**Dataset entries:**
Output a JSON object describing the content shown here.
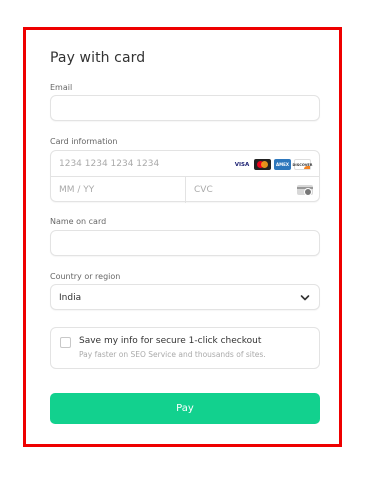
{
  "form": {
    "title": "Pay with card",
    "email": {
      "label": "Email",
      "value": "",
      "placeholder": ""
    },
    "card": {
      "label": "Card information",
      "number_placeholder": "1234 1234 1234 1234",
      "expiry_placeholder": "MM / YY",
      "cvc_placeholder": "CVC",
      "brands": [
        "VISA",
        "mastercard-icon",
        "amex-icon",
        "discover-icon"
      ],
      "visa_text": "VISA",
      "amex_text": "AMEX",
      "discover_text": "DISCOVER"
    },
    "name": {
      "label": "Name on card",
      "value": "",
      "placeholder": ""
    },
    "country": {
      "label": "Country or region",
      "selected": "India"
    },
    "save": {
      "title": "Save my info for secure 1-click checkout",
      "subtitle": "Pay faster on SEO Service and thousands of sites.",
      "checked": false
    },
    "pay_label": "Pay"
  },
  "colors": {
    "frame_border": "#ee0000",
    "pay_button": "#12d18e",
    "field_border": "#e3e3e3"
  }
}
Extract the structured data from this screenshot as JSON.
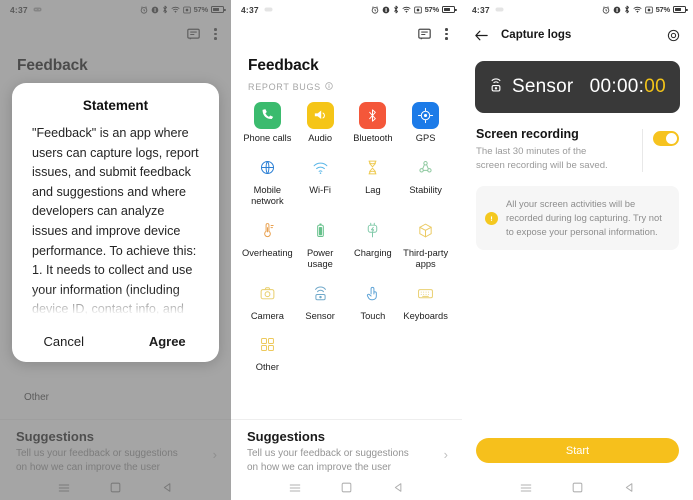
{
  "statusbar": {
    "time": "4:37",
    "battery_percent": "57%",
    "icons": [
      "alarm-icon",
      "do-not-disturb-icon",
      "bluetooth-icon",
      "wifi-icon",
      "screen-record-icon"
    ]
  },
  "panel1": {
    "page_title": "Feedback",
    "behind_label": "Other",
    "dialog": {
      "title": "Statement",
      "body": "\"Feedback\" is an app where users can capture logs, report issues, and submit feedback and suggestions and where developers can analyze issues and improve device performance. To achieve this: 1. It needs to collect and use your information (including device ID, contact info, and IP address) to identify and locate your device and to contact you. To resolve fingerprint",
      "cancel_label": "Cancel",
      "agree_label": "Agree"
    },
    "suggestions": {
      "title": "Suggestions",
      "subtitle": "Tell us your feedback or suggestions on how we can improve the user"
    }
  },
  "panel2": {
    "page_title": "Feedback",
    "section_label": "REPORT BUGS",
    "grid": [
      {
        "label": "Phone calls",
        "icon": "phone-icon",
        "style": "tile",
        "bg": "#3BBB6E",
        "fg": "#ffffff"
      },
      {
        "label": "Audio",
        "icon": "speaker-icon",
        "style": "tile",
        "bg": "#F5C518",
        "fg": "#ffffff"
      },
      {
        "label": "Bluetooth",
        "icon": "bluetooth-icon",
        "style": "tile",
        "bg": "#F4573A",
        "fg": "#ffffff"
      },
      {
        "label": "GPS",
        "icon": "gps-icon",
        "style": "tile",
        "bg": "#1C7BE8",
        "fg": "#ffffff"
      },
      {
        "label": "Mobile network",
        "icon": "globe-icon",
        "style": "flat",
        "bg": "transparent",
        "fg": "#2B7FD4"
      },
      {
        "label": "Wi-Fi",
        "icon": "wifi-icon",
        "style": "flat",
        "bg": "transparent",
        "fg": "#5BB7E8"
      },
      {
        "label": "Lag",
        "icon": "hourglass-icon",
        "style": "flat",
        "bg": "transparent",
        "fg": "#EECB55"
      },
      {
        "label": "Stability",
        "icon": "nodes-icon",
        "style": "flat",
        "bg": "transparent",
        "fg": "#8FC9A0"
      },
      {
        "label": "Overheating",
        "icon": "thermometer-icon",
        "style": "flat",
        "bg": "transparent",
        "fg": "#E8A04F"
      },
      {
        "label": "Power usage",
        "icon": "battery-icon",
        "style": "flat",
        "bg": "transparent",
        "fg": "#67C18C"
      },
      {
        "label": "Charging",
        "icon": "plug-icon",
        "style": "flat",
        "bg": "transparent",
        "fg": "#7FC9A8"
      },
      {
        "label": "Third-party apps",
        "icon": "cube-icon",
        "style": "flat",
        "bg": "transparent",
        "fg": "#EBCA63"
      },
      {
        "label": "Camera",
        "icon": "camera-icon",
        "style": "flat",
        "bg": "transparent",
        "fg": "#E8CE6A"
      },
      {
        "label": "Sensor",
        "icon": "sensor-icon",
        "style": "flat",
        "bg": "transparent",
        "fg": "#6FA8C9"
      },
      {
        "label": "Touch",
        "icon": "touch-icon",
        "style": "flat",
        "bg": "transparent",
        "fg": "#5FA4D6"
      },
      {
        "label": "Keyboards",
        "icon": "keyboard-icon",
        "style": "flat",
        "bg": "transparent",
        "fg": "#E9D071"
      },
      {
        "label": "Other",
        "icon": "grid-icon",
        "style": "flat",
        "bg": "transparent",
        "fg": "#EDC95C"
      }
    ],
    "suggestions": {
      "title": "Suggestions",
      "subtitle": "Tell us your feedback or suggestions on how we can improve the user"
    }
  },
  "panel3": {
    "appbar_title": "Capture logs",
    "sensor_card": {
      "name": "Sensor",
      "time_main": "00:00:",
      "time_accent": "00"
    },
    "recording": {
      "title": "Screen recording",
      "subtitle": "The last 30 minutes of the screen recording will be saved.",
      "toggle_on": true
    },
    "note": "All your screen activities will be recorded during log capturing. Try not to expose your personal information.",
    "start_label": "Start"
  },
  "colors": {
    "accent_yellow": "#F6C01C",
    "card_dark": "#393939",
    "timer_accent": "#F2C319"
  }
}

**Goal:** Count all lines of the data that include "will". The answer is the number alone.

**Task solution:** 2